Data listing
▶
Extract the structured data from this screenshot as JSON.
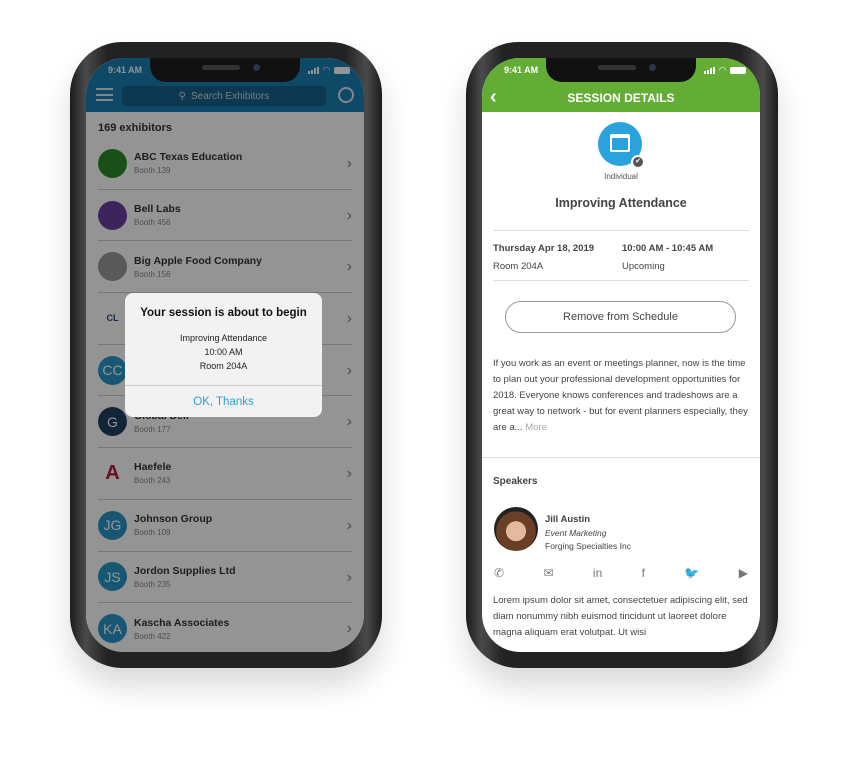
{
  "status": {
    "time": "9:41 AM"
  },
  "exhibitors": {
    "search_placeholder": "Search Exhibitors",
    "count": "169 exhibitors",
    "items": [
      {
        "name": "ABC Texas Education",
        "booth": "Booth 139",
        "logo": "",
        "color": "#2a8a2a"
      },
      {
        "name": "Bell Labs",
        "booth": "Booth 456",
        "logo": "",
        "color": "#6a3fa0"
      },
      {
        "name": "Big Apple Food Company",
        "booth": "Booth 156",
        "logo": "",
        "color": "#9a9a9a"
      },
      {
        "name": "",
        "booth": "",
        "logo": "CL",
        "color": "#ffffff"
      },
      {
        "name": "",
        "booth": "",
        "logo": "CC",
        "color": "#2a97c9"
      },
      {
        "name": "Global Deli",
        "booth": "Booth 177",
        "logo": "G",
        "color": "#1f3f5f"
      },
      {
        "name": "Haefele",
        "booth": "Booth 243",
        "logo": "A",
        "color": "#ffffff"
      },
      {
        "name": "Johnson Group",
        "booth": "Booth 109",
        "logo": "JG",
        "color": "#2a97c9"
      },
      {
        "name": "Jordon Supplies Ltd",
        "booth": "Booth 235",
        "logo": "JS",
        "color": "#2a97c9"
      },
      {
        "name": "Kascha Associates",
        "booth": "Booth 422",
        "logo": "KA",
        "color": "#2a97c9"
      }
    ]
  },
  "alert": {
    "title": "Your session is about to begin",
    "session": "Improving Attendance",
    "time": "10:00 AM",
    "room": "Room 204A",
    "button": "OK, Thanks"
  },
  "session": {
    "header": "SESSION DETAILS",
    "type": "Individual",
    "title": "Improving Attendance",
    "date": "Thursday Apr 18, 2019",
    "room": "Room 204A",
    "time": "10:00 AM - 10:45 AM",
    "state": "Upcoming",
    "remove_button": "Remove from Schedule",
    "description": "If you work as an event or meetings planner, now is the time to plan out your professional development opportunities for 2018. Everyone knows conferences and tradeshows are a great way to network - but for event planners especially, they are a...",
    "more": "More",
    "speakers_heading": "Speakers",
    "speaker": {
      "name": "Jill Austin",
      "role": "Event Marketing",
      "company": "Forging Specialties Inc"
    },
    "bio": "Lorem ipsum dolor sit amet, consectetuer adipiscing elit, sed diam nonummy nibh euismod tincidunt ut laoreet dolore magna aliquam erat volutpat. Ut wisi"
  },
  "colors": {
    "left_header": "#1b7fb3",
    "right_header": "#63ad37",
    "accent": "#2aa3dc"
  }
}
◀
▶
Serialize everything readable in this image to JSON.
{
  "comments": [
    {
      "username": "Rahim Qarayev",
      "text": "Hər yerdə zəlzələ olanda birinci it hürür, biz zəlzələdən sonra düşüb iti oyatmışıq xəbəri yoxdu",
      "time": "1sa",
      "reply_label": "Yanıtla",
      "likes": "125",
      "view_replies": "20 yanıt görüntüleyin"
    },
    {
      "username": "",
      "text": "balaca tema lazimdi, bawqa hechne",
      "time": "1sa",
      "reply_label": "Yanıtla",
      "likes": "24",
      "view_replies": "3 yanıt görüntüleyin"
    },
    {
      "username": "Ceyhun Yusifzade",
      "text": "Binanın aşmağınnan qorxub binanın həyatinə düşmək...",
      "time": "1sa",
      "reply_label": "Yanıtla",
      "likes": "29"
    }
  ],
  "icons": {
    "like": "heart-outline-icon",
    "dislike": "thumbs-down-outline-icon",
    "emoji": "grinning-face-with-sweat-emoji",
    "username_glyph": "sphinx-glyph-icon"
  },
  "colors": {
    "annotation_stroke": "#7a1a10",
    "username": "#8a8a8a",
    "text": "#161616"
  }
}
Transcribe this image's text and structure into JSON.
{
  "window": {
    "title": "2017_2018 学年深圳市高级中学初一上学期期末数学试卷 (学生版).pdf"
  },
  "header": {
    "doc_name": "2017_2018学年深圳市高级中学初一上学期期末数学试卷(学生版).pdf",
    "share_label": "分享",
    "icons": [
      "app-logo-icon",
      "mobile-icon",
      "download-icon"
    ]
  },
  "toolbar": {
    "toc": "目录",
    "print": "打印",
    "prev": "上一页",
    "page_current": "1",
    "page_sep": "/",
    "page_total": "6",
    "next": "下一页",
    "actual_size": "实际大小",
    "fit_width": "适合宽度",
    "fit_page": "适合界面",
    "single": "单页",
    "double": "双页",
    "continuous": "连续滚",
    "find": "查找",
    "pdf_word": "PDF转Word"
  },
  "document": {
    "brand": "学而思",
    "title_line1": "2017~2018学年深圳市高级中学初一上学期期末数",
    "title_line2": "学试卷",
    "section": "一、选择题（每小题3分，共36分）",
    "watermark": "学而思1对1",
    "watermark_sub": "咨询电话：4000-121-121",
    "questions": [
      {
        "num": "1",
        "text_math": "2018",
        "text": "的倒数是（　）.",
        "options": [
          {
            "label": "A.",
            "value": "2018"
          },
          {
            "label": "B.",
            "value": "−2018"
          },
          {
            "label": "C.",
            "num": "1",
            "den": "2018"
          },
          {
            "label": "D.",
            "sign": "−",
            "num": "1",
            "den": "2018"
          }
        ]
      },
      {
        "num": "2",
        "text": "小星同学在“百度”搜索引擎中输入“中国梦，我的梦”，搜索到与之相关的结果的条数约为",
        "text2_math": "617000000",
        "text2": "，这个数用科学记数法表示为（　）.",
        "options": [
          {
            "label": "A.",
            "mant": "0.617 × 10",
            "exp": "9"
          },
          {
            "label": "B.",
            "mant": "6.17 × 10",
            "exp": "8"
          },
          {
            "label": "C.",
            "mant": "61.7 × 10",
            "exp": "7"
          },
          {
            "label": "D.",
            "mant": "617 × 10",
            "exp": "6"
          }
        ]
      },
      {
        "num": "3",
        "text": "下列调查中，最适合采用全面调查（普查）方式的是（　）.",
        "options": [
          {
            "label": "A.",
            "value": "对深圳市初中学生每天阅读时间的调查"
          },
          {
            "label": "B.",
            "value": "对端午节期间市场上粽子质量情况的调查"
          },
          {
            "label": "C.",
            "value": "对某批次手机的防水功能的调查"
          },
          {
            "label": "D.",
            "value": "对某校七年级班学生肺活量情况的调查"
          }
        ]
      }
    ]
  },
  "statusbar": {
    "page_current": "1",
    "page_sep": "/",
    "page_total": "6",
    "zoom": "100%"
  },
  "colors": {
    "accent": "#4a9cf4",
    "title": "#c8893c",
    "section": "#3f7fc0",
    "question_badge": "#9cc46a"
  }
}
◀
▶
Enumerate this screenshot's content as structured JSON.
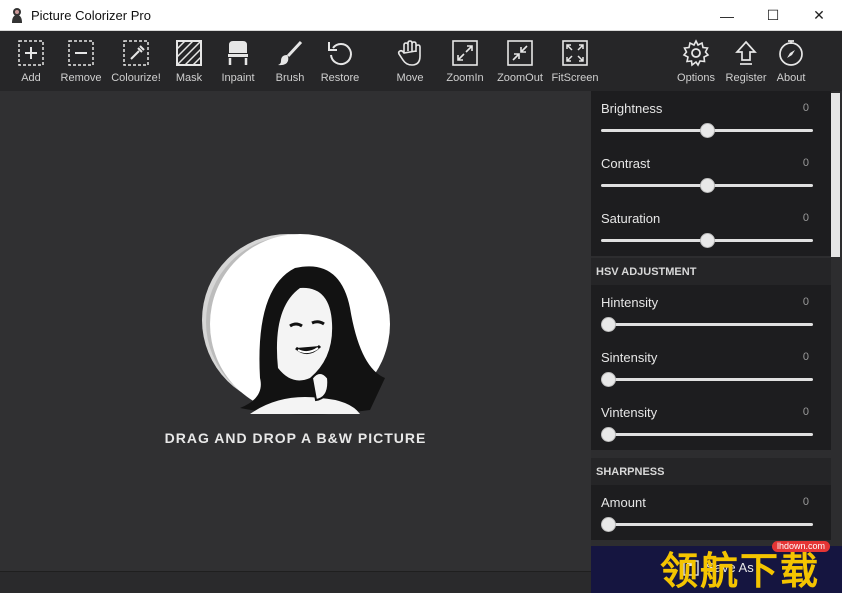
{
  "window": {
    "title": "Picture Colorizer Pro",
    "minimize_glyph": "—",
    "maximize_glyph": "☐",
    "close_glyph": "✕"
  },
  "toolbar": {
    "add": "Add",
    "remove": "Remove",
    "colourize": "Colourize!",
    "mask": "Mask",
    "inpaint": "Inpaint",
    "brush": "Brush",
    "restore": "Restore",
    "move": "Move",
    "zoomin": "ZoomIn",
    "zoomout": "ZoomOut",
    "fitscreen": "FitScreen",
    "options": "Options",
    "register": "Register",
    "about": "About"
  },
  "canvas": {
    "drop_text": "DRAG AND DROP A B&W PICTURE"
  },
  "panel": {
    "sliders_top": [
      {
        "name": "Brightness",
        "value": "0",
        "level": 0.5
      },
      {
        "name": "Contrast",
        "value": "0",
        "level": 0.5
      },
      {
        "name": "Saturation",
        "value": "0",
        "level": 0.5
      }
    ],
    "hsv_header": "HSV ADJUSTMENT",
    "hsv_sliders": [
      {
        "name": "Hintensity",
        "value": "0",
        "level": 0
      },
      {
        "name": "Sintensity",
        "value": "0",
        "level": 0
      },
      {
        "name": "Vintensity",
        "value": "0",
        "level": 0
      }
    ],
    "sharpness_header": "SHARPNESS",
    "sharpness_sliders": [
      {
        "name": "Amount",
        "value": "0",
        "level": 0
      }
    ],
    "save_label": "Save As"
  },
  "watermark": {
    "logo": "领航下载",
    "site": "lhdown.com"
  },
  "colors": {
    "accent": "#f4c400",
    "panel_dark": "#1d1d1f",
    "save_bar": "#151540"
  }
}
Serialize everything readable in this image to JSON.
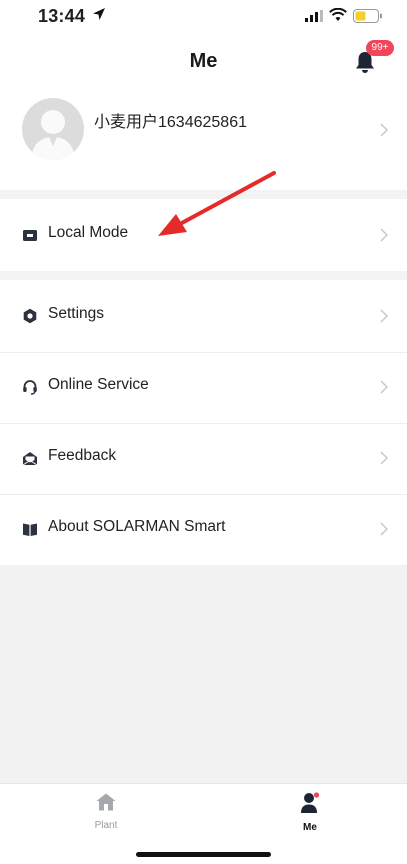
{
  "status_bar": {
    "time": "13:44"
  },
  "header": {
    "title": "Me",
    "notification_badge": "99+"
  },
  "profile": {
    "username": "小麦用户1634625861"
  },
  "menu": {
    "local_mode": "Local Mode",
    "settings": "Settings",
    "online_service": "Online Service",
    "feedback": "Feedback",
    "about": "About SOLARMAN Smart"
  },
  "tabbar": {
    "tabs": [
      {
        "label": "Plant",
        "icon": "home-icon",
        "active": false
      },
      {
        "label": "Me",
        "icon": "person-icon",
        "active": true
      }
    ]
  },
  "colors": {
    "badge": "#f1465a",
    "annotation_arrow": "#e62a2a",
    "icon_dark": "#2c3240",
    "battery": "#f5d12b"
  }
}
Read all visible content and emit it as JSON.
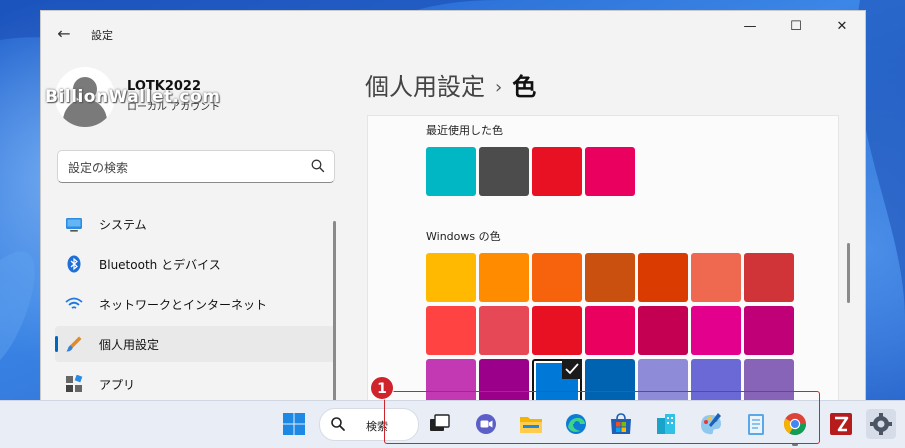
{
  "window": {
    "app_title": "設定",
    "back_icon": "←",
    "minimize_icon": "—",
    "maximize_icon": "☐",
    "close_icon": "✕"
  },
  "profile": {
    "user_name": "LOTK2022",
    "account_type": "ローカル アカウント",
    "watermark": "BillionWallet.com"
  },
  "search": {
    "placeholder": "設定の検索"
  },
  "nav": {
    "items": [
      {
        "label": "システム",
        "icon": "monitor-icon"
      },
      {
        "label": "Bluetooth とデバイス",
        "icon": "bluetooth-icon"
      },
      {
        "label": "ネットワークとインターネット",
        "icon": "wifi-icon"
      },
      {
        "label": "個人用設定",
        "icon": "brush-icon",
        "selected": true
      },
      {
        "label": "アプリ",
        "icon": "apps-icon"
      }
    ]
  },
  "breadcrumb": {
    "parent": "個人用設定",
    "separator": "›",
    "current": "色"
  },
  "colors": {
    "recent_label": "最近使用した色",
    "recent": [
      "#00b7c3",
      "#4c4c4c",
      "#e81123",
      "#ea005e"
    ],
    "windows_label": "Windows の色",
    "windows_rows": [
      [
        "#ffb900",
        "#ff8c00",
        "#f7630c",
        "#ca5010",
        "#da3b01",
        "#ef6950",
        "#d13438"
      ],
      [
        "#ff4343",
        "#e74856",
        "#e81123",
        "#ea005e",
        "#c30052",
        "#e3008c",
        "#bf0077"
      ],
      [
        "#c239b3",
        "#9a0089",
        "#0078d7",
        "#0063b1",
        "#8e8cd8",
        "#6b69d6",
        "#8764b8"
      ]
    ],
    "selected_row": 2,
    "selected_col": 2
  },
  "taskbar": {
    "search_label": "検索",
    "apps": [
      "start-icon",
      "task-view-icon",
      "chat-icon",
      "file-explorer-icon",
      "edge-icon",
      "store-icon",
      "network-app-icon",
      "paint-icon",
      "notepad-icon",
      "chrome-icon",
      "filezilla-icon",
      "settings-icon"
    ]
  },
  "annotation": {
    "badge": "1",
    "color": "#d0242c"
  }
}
◀
Exercise instructions: List the lines of the material in which the word "screenshot" occurs.

Solution:
Extract the structured data from this screenshot as JSON.
Enumerate this screenshot's content as structured JSON.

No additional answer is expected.